_TEXT EXCERPT_

Exploring big philosophical questions — from religion to justice to frisbee

September 25, 2023

Wes Siscoe

Growing up, Wes Siscoe always had a lot of questions — about God, faith, morality, and the best way to store a frisbee.

As a master’s student, his passion for ultimate frisbee inspired him to invent a carry-all for the sport, The Hucket, that raised more than $13,000 of investment on Kickstarter and ended up being used by semi-pro teams throughout the country.

It was the deeper questions, though, that have taken him all over the world, and eventually brought him to Notre Dame.

“I was always bugging my mom with all of these abstract questions,” he said with a laugh. “She wasn’t surprised when I decided to major in philosophy.”

Siscoe’s academic career has taken him (and his miniature dachshund, Bella) to Arizona, Illinois, Rhode Island, New Jersey, Indiana, Florida, and Germany. Along the way, he converted to Catholicism.

Siscoe’s scholarly work has appeared in leading philosophy journals such as Mind, Philosophical Studies, Philosophers’ Imprint, and the Australasian Journal of Philosophy. He is a pedagogy contributor at the Blog of the American Philosophical Association, the Daily Nous, Philosophy, Ethics, and Academia, and The Philosopher’s Cocoon.

His popular pieces, published by the Prindle Institute for Ethics at DePauw University, are intended to help high school and college students grasp the moral complexities and challenges raised by the most pressing issues facing society.

_EXCERPTED RECORDS_
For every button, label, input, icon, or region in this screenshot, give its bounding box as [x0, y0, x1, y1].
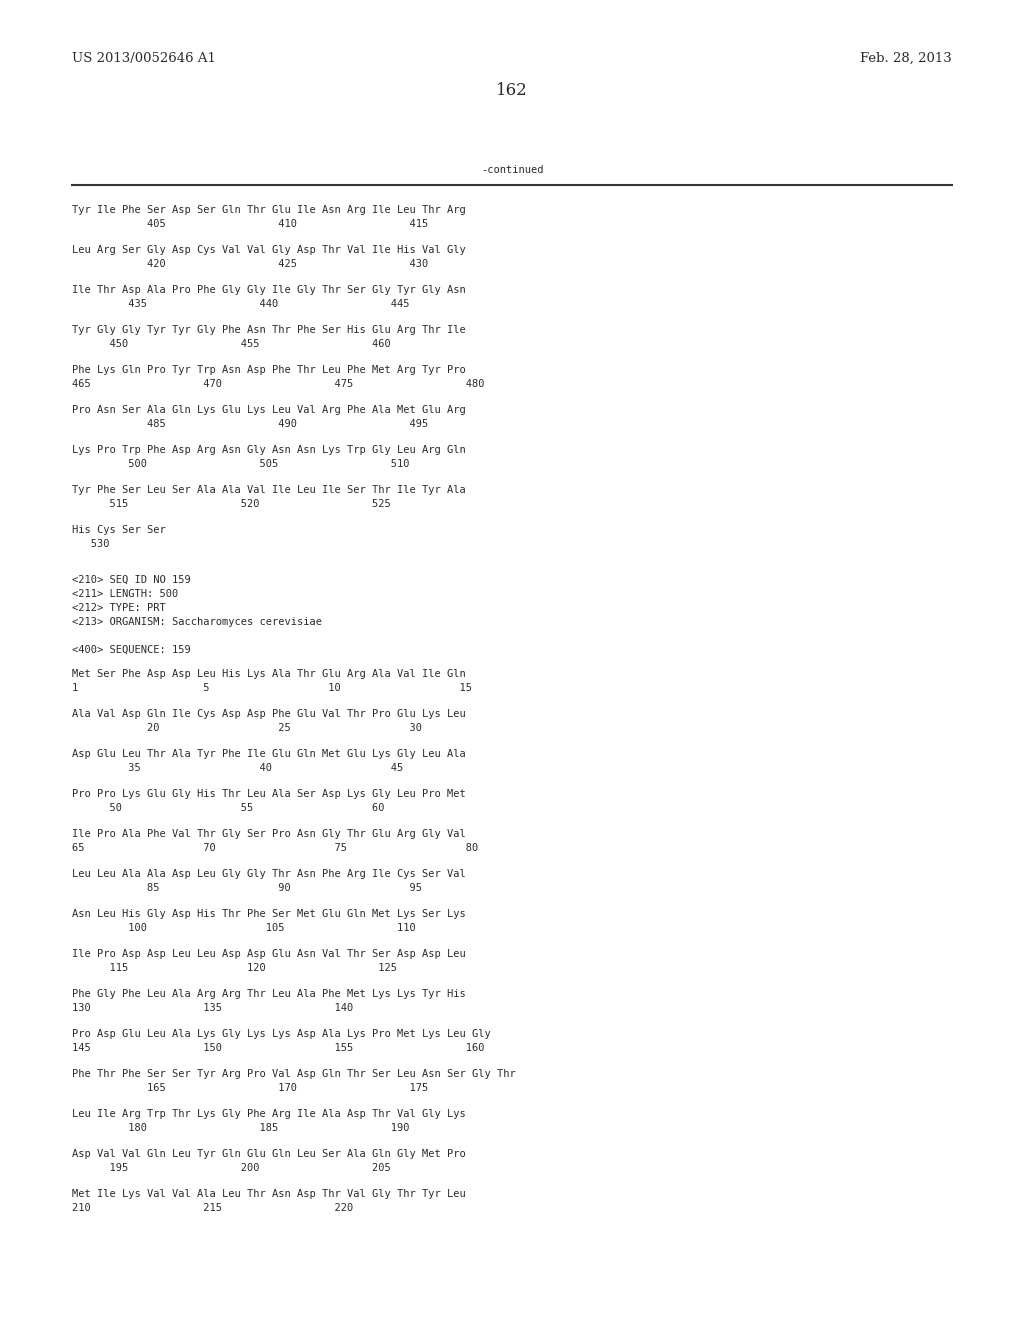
Text: <211> LENGTH: 500: <211> LENGTH: 500 [72, 589, 178, 599]
Text: Asp Glu Leu Thr Ala Tyr Phe Ile Glu Gln Met Glu Lys Gly Leu Ala: Asp Glu Leu Thr Ala Tyr Phe Ile Glu Gln … [72, 748, 466, 759]
Text: 500                  505                  510: 500 505 510 [72, 459, 410, 469]
Text: 465                  470                  475                  480: 465 470 475 480 [72, 379, 484, 389]
Text: Ile Thr Asp Ala Pro Phe Gly Gly Ile Gly Thr Ser Gly Tyr Gly Asn: Ile Thr Asp Ala Pro Phe Gly Gly Ile Gly … [72, 285, 466, 294]
Text: Tyr Gly Gly Tyr Tyr Gly Phe Asn Thr Phe Ser His Glu Arg Thr Ile: Tyr Gly Gly Tyr Tyr Gly Phe Asn Thr Phe … [72, 325, 466, 335]
Text: Phe Lys Gln Pro Tyr Trp Asn Asp Phe Thr Leu Phe Met Arg Tyr Pro: Phe Lys Gln Pro Tyr Trp Asn Asp Phe Thr … [72, 366, 466, 375]
Text: 450                  455                  460: 450 455 460 [72, 339, 391, 348]
Text: Leu Ile Arg Trp Thr Lys Gly Phe Arg Ile Ala Asp Thr Val Gly Lys: Leu Ile Arg Trp Thr Lys Gly Phe Arg Ile … [72, 1109, 466, 1119]
Text: <213> ORGANISM: Saccharomyces cerevisiae: <213> ORGANISM: Saccharomyces cerevisiae [72, 616, 322, 627]
Text: 130                  135                  140: 130 135 140 [72, 1003, 353, 1012]
Text: Asp Val Val Gln Leu Tyr Gln Glu Gln Leu Ser Ala Gln Gly Met Pro: Asp Val Val Gln Leu Tyr Gln Glu Gln Leu … [72, 1148, 466, 1159]
Text: -continued: -continued [480, 165, 544, 176]
Text: 515                  520                  525: 515 520 525 [72, 499, 391, 510]
Text: Phe Gly Phe Leu Ala Arg Arg Thr Leu Ala Phe Met Lys Lys Tyr His: Phe Gly Phe Leu Ala Arg Arg Thr Leu Ala … [72, 989, 466, 999]
Text: 20                   25                   30: 20 25 30 [72, 723, 422, 733]
Text: Met Ile Lys Val Val Ala Leu Thr Asn Asp Thr Val Gly Thr Tyr Leu: Met Ile Lys Val Val Ala Leu Thr Asn Asp … [72, 1189, 466, 1199]
Text: 35                   40                   45: 35 40 45 [72, 763, 403, 774]
Text: Lys Pro Trp Phe Asp Arg Asn Gly Asn Asn Lys Trp Gly Leu Arg Gln: Lys Pro Trp Phe Asp Arg Asn Gly Asn Asn … [72, 445, 466, 455]
Text: 485                  490                  495: 485 490 495 [72, 418, 428, 429]
Text: Feb. 28, 2013: Feb. 28, 2013 [860, 51, 952, 65]
Text: Asn Leu His Gly Asp His Thr Phe Ser Met Glu Gln Met Lys Ser Lys: Asn Leu His Gly Asp His Thr Phe Ser Met … [72, 909, 466, 919]
Text: Met Ser Phe Asp Asp Leu His Lys Ala Thr Glu Arg Ala Val Ile Gln: Met Ser Phe Asp Asp Leu His Lys Ala Thr … [72, 669, 466, 678]
Text: Tyr Phe Ser Leu Ser Ala Ala Val Ile Leu Ile Ser Thr Ile Tyr Ala: Tyr Phe Ser Leu Ser Ala Ala Val Ile Leu … [72, 484, 466, 495]
Text: 165                  170                  175: 165 170 175 [72, 1082, 428, 1093]
Text: Leu Arg Ser Gly Asp Cys Val Val Gly Asp Thr Val Ile His Val Gly: Leu Arg Ser Gly Asp Cys Val Val Gly Asp … [72, 246, 466, 255]
Text: <210> SEQ ID NO 159: <210> SEQ ID NO 159 [72, 576, 190, 585]
Text: 405                  410                  415: 405 410 415 [72, 219, 428, 228]
Text: 85                   90                   95: 85 90 95 [72, 883, 422, 894]
Text: 162: 162 [496, 82, 528, 99]
Text: His Cys Ser Ser: His Cys Ser Ser [72, 525, 166, 535]
Text: 100                   105                  110: 100 105 110 [72, 923, 416, 933]
Text: Ile Pro Asp Asp Leu Leu Asp Asp Glu Asn Val Thr Ser Asp Asp Leu: Ile Pro Asp Asp Leu Leu Asp Asp Glu Asn … [72, 949, 466, 960]
Text: 530: 530 [72, 539, 110, 549]
Text: 180                  185                  190: 180 185 190 [72, 1123, 410, 1133]
Text: Ala Val Asp Gln Ile Cys Asp Asp Phe Glu Val Thr Pro Glu Lys Leu: Ala Val Asp Gln Ile Cys Asp Asp Phe Glu … [72, 709, 466, 719]
Text: 115                   120                  125: 115 120 125 [72, 964, 397, 973]
Text: Pro Asp Glu Leu Ala Lys Gly Lys Lys Asp Ala Lys Pro Met Lys Leu Gly: Pro Asp Glu Leu Ala Lys Gly Lys Lys Asp … [72, 1030, 490, 1039]
Text: 420                  425                  430: 420 425 430 [72, 259, 428, 269]
Text: 210                  215                  220: 210 215 220 [72, 1203, 353, 1213]
Text: Phe Thr Phe Ser Ser Tyr Arg Pro Val Asp Gln Thr Ser Leu Asn Ser Gly Thr: Phe Thr Phe Ser Ser Tyr Arg Pro Val Asp … [72, 1069, 516, 1078]
Text: 195                  200                  205: 195 200 205 [72, 1163, 391, 1173]
Text: Pro Pro Lys Glu Gly His Thr Leu Ala Ser Asp Lys Gly Leu Pro Met: Pro Pro Lys Glu Gly His Thr Leu Ala Ser … [72, 789, 466, 799]
Text: 145                  150                  155                  160: 145 150 155 160 [72, 1043, 484, 1053]
Text: Ile Pro Ala Phe Val Thr Gly Ser Pro Asn Gly Thr Glu Arg Gly Val: Ile Pro Ala Phe Val Thr Gly Ser Pro Asn … [72, 829, 466, 840]
Text: 1                    5                   10                   15: 1 5 10 15 [72, 682, 472, 693]
Text: 65                   70                   75                   80: 65 70 75 80 [72, 843, 478, 853]
Text: Pro Asn Ser Ala Gln Lys Glu Lys Leu Val Arg Phe Ala Met Glu Arg: Pro Asn Ser Ala Gln Lys Glu Lys Leu Val … [72, 405, 466, 414]
Text: 435                  440                  445: 435 440 445 [72, 300, 410, 309]
Text: <400> SEQUENCE: 159: <400> SEQUENCE: 159 [72, 645, 190, 655]
Text: US 2013/0052646 A1: US 2013/0052646 A1 [72, 51, 216, 65]
Text: <212> TYPE: PRT: <212> TYPE: PRT [72, 603, 166, 612]
Text: Leu Leu Ala Ala Asp Leu Gly Gly Thr Asn Phe Arg Ile Cys Ser Val: Leu Leu Ala Ala Asp Leu Gly Gly Thr Asn … [72, 869, 466, 879]
Text: 50                   55                   60: 50 55 60 [72, 803, 384, 813]
Text: Tyr Ile Phe Ser Asp Ser Gln Thr Glu Ile Asn Arg Ile Leu Thr Arg: Tyr Ile Phe Ser Asp Ser Gln Thr Glu Ile … [72, 205, 466, 215]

_REQUIRED TASKS_
a: Answer these questions using the profile of Wes Siscoe above, giving each answer on its own line marked to match:
(i) How much investment did The Hucket raise on Kickstarter?
(ii) What is the name and breed of Siscoe's dog?
(iii) Which institute publishes Siscoe's popular pieces?
b: Summarize the profile of Wes Siscoe in two sentences.
c: Write the next part of the profile of Wes Siscoe, picking up after its final sentence.

_IN RESPONSE_
a:
(i) More than $13,000.
(ii) Bella, a miniature dachshund.
(iii) The Prindle Institute for Ethics at DePauw University.

b: Wes Siscoe, who as a master's student invented The Hucket, an ultimate frisbee carry-all that raised more than $13,000 on Kickstarter, pursued deeper questions about God, faith, and morality through philosophy, a path that took him to several states and Germany, led him to convert to Catholicism, and eventually brought him to Notre Dame. His scholarly work has appeared in leading philosophy journals, and his popular pieces for the Prindle Institute for Ethics aim to help high school and college students grasp the moral complexities of pressing social issues.

c:
Why pivot toward scholarship for a more general audience, as he has done with the Prindle Institute?

“There is obviously a lot you can accomplish in the ivory tower, and that’s part of why I decided to get a Ph.D. in the first place. It allowed me to consider philosophical questions with a depth and rigor I would not have been able to reach on my own,” he said. “At the same time, what the academy accomplishes and discovers ultimately affects society, and so it has been great to have the opportunity to take some of what I’m learning and share it with a more general audience.”

Siscoe received his Ph.D. in philosophy at the University of Arizona in 2020 and joined the Center for Social Concerns as a postdoctoral fellow last fall. He has also been a postdoctoral fellow at the University of Cologne’s Center for Contemporary Epistemology and the Kantian Tradition, and a dean’s postdoctoral fellow at Florida State University.

He had a previous stint at Notre Dame, in 2019-20, as the Mellon Course Design Coordinator for the Philosophy as a Way of Life Project.

One of the reasons Siscoe feels at home at Notre Dame is that he converted to Catholicism in 2016, while he was a graduate student at the University of Arizona.

“There were lots of things that went into that,” he said, “but the questions I was asking about faith and ethics led me to a place where I thought that the Catholic faith represented the best way to think about God and Christianity.”

As a postdoctoral fellow at the Center for Social Concerns, he works on Virtues & Vocations — a national forum for scholars and practitioners across disciplines to consider how best to cultivate character in pre-professional and professional education. The initiative, supported by the Kern Family Foundation, organizes faculty workshops and monthly webinars, and engages issues of character, professional identity, and moral purpose through its publications.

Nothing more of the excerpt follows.